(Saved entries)
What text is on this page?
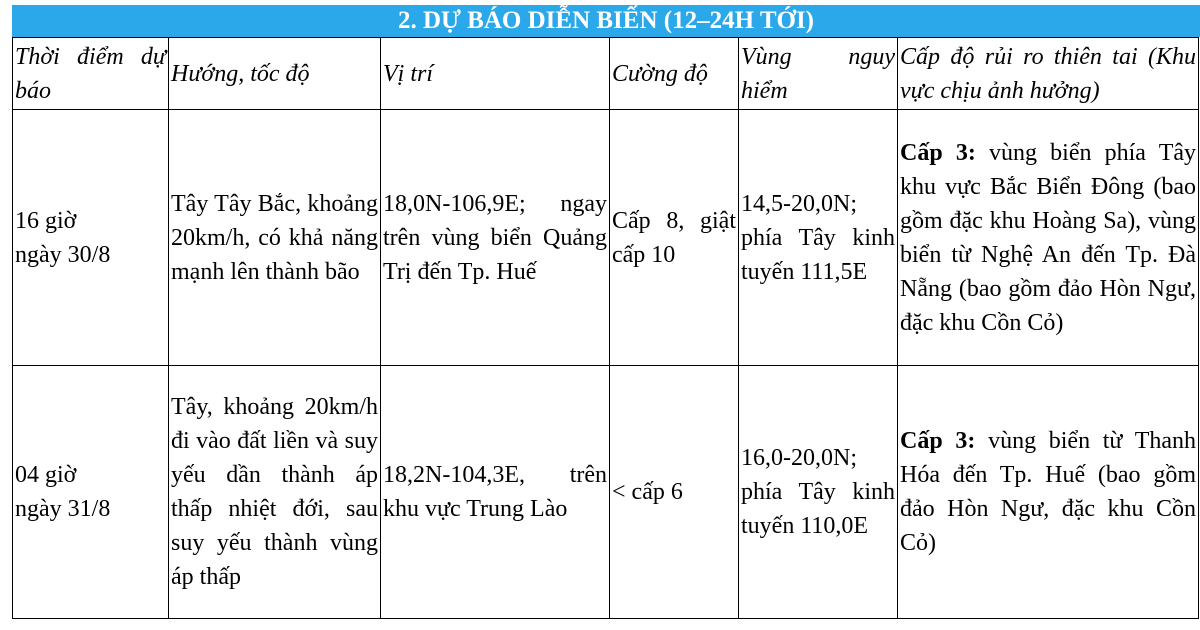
2. DỰ BÁO DIỄN BIẾN (12–24H TỚI)
Thời điểm dự báo	Hướng, tốc độ	Vị trí	Cường độ	Vùng nguy hiểm	Cấp độ rủi ro thiên tai (Khu vực chịu ảnh hưởng)
16 giờ
ngày 30/8	Tây Tây Bắc, khoảng 20km/h, có khả năng mạnh lên thành bão	18,0N-106,9E; ngay trên vùng biển Quảng Trị đến Tp. Huế	Cấp 8, giật cấp 10	14,5-20,0N; phía Tây kinh tuyến 111,5E	Cấp 3: vùng biển phía Tây khu vực Bắc Biển Đông (bao gồm đặc khu Hoàng Sa), vùng biển từ Nghệ An đến Tp. Đà Nẵng (bao gồm đảo Hòn Ngư, đặc khu Cồn Cỏ)
04 giờ
ngày 31/8	Tây, khoảng 20km/h đi vào đất liền và suy yếu dần thành áp thấp nhiệt đới, sau suy yếu thành vùng áp thấp	18,2N-104,3E, trên khu vực Trung Lào	< cấp 6	16,0-20,0N; phía Tây kinh tuyến 110,0E	Cấp 3: vùng biển từ Thanh Hóa đến Tp. Huế (bao gồm đảo Hòn Ngư, đặc khu Cồn Cỏ)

> _Exercise description_:
Say how many lines in the records hold "biển", with the number as the whole reply.

> _Answer_:
2